## start

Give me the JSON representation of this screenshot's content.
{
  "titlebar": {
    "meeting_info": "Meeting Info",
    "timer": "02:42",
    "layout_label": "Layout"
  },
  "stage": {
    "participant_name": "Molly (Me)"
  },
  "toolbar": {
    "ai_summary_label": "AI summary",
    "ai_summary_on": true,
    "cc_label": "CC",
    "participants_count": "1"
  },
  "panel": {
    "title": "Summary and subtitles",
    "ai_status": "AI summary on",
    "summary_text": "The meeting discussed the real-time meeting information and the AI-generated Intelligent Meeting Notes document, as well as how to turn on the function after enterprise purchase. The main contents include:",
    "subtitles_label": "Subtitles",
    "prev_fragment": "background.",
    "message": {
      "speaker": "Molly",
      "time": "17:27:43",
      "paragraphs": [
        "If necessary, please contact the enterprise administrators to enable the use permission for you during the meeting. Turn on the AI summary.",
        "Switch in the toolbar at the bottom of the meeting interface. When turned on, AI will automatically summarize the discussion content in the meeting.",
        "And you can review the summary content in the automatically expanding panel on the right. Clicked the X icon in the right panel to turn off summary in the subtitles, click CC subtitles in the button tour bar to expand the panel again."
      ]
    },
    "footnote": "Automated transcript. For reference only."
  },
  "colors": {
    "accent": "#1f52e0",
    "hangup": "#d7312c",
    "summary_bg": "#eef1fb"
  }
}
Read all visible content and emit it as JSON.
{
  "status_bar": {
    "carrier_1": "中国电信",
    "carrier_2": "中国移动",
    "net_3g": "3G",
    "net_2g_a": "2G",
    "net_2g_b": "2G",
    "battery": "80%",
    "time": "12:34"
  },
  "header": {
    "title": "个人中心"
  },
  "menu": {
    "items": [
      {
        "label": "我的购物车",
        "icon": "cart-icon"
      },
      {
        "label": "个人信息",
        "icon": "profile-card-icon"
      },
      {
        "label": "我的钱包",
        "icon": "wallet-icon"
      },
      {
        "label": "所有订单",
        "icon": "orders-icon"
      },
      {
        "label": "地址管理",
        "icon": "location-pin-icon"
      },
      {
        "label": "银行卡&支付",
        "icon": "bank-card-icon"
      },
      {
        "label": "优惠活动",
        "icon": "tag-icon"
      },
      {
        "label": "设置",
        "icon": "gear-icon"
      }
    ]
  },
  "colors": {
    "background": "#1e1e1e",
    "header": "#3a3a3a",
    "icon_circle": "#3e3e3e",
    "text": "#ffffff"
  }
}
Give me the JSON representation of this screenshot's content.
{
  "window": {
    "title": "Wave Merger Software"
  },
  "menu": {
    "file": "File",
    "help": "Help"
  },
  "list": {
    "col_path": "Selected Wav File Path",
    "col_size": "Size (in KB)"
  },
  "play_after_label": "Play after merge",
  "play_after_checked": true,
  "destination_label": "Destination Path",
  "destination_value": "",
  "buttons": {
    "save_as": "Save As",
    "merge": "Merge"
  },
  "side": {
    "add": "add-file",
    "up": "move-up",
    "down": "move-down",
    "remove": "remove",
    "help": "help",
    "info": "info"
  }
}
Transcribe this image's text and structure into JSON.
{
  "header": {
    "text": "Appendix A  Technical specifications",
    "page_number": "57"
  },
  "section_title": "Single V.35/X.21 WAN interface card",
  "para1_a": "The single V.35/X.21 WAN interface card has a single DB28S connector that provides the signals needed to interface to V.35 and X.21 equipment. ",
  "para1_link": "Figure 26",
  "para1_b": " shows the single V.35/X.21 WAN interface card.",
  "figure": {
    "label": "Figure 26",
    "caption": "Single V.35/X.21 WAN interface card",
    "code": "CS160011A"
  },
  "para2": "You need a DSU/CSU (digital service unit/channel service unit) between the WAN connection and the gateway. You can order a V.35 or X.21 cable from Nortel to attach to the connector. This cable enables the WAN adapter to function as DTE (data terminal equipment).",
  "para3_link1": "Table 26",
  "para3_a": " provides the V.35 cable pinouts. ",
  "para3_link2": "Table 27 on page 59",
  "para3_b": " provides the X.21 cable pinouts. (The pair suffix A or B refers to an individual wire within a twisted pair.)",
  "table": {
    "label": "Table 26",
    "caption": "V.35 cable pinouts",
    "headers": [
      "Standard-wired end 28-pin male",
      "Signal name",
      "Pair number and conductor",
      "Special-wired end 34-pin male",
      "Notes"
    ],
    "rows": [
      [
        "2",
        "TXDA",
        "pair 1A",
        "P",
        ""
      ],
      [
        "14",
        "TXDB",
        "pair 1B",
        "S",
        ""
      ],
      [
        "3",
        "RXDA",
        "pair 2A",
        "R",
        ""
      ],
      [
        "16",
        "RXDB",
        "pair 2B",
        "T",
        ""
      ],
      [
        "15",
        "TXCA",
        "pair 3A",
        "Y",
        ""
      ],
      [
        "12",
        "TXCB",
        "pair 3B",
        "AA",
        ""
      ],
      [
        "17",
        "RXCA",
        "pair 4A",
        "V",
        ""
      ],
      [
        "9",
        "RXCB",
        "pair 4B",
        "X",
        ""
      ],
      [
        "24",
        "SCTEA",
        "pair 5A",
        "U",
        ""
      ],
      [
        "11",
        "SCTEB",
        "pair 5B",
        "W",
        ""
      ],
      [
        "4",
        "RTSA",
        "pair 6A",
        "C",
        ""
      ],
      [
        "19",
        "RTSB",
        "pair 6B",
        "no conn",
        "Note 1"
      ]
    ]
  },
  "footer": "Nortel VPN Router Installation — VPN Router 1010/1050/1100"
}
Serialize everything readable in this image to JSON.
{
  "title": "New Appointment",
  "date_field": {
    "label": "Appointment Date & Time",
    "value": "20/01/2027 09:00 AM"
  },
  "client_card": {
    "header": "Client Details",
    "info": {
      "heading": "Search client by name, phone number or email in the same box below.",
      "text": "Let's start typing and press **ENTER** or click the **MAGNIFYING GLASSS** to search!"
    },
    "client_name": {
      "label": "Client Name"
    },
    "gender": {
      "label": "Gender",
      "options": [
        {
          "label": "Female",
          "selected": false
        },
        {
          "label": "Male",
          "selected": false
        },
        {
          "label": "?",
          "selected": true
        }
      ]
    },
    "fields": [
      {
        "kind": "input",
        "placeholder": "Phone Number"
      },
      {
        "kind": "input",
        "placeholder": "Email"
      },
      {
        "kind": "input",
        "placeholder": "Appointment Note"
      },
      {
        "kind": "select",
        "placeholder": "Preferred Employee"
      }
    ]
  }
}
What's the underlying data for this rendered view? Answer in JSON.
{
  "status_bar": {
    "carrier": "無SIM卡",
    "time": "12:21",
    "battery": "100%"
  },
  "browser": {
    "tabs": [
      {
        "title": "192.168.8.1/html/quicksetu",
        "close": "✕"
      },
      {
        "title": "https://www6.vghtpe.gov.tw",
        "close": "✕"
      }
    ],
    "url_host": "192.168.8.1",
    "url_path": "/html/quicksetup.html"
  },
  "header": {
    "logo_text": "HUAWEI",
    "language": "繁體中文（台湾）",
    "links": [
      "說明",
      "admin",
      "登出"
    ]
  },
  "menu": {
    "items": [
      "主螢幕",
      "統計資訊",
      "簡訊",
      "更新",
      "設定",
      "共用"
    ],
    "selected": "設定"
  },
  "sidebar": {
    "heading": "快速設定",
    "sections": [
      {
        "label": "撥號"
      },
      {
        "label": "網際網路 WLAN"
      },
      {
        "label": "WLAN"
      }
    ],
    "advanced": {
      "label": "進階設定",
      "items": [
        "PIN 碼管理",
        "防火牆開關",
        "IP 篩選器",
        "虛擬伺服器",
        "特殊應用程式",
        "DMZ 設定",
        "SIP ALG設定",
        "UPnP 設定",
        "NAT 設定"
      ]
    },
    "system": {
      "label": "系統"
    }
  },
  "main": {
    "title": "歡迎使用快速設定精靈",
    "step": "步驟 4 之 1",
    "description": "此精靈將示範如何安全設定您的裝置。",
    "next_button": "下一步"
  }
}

## end

• _Problem description_
Identify the lines that hold the word "image". Copy every one of them.

• _Task response_
Transcribe this image's text and structure into JSON.
Serialize everything readable in this image to JSON.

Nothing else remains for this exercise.